** start of LISTING **

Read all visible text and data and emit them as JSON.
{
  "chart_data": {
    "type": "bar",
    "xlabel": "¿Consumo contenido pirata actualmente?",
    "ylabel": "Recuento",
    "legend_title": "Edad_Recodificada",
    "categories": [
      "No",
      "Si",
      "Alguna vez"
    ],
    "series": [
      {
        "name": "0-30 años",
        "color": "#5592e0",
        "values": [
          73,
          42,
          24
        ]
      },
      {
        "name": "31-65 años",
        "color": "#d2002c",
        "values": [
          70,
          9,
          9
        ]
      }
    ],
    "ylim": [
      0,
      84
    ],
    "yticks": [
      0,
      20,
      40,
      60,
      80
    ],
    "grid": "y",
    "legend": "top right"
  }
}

** end of LISTING **

Without leaving anything out, give the entries again exactly.

Read all visible text and data and emit them as JSON.
{
  "chart_data": {
    "type": "bar",
    "xlabel": "¿Consumo contenido pirata actualmente?",
    "ylabel": "Recuento",
    "legend_title": "Edad_Recodificada",
    "categories": [
      "No",
      "Si",
      "Alguna vez"
    ],
    "series": [
      {
        "name": "0-30 años",
        "color": "#5592e0",
        "values": [
          73,
          42,
          24
        ]
      },
      {
        "name": "31-65 años",
        "color": "#d2002c",
        "values": [
          70,
          9,
          9
        ]
      }
    ],
    "ylim": [
      0,
      84
    ],
    "yticks": [
      0,
      20,
      40,
      60,
      80
    ],
    "grid": "y",
    "legend": "top right"
  }
}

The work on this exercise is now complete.